» TASK PROMPT: Only the lines from the line holding "Type out the text in this image." through the final line of the entries below are to be returned, exactly as they stand.

» RECORDS FOR THE EXERCISE:
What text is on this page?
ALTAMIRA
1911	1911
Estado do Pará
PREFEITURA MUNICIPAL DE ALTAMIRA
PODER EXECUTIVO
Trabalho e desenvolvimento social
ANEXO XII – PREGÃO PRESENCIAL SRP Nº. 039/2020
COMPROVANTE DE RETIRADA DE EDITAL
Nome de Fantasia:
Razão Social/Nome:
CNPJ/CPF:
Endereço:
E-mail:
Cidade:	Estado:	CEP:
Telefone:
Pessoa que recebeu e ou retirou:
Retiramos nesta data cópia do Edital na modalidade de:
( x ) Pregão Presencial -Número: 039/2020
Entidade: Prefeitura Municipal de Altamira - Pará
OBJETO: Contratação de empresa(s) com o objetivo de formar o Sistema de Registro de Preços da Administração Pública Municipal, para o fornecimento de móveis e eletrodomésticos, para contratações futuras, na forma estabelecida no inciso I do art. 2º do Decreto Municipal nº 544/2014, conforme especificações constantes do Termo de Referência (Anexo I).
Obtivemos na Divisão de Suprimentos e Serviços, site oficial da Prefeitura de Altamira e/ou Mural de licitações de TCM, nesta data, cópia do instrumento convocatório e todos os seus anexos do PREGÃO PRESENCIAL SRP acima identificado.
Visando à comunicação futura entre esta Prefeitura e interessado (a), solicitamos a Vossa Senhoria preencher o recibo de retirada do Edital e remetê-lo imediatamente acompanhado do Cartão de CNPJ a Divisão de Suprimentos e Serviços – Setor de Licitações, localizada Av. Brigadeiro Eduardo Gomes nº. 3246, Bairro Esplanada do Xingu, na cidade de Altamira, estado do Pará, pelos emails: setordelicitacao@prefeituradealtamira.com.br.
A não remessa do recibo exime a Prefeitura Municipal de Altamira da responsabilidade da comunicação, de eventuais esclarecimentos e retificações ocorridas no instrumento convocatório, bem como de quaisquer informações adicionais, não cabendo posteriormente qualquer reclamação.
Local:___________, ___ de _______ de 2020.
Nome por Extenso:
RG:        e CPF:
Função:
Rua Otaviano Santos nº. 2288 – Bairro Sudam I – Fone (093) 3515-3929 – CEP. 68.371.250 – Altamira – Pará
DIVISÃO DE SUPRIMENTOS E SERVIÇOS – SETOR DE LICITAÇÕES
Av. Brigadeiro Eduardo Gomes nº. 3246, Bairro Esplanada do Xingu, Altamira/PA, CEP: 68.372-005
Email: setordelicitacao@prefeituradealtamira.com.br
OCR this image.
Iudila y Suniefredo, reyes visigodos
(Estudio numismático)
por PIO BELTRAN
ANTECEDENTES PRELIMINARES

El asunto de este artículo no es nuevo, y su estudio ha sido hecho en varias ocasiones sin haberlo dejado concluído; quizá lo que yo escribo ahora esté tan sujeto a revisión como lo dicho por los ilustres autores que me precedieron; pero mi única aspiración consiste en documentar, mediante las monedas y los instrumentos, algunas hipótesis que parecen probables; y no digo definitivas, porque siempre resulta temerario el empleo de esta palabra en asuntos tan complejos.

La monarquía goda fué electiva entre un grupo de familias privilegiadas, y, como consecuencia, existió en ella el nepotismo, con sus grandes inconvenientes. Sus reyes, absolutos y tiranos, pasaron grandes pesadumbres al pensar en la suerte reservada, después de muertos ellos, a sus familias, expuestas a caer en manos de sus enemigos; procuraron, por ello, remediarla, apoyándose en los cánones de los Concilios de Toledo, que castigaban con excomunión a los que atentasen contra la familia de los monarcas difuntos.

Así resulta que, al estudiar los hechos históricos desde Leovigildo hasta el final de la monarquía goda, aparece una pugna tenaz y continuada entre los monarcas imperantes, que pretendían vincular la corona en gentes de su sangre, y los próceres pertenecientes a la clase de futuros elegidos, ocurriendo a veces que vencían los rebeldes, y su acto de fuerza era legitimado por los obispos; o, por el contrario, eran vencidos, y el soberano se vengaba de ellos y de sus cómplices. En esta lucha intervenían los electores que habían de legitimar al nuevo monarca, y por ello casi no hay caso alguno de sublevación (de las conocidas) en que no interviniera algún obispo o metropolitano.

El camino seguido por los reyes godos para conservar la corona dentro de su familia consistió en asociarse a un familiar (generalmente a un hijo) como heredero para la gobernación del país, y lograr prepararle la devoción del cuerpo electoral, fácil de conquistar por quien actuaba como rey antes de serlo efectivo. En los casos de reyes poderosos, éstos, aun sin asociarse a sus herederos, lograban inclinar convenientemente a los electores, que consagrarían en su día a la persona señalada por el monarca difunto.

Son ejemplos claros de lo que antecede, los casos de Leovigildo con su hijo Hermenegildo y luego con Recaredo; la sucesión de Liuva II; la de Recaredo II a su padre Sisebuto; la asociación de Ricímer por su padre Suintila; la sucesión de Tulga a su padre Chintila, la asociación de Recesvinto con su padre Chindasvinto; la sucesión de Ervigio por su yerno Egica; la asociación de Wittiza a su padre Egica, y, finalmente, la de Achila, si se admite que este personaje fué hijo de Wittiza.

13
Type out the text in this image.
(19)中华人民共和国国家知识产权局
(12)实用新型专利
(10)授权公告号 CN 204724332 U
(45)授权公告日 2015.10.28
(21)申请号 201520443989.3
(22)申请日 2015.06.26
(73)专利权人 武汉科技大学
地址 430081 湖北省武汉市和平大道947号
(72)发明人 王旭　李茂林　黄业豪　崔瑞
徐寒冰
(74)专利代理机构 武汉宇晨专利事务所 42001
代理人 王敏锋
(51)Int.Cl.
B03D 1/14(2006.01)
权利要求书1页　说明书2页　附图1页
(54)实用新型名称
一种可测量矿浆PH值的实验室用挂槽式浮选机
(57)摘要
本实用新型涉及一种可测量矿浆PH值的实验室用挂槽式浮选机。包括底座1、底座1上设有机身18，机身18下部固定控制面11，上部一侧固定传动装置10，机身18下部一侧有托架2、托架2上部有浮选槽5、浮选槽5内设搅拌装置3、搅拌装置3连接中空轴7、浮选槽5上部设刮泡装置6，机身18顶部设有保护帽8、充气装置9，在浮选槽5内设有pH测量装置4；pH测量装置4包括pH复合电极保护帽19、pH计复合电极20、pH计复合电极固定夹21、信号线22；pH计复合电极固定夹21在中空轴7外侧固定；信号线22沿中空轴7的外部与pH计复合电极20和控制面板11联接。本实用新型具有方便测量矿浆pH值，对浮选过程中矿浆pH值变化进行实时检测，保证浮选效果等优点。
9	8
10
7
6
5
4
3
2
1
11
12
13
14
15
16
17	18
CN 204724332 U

» SOLVED EXERCISE:
Type out the text in this image.
(19)中华人民共和国国家知识产权局
(12)实用新型专利
(10)授权公告号 CN 204724332 U
(45)授权公告日 2015.10.28
(21)申请号 201520443989.3
(22)申请日 2015.06.26
(73)专利权人 武汉科技大学
地址 430081 湖北省武汉市和平大道947号
(72)发明人 王旭　李茂林　黄业豪　崔瑞
徐寒冰
(74)专利代理机构 武汉宇晨专利事务所 42001
代理人 王敏锋
(51)Int.Cl.
B03D 1/14(2006.01)
权利要求书1页　说明书2页　附图1页
(54)实用新型名称
一种可测量矿浆PH值的实验室用挂槽式浮选机
(57)摘要
本实用新型涉及一种可测量矿浆PH值的实验室用挂槽式浮选机。包括底座1、底座1上设有机身18，机身18下部固定控制面11，上部一侧固定传动装置10，机身18下部一侧有托架2、托架2上部有浮选槽5、浮选槽5内设搅拌装置3、搅拌装置3连接中空轴7、浮选槽5上部设刮泡装置6，机身18顶部设有保护帽8、充气装置9，在浮选槽5内设有pH测量装置4；pH测量装置4包括pH复合电极保护帽19、pH计复合电极20、pH计复合电极固定夹21、信号线22；pH计复合电极固定夹21在中空轴7外侧固定；信号线22沿中空轴7的外部与pH计复合电极20和控制面板11联接。本实用新型具有方便测量矿浆pH值，对浮选过程中矿浆pH值变化进行实时检测，保证浮选效果等优点。
9	8
10
7
6
5
4
3
2
1
11
12
13
14
15
16
17	18
CN 204724332 U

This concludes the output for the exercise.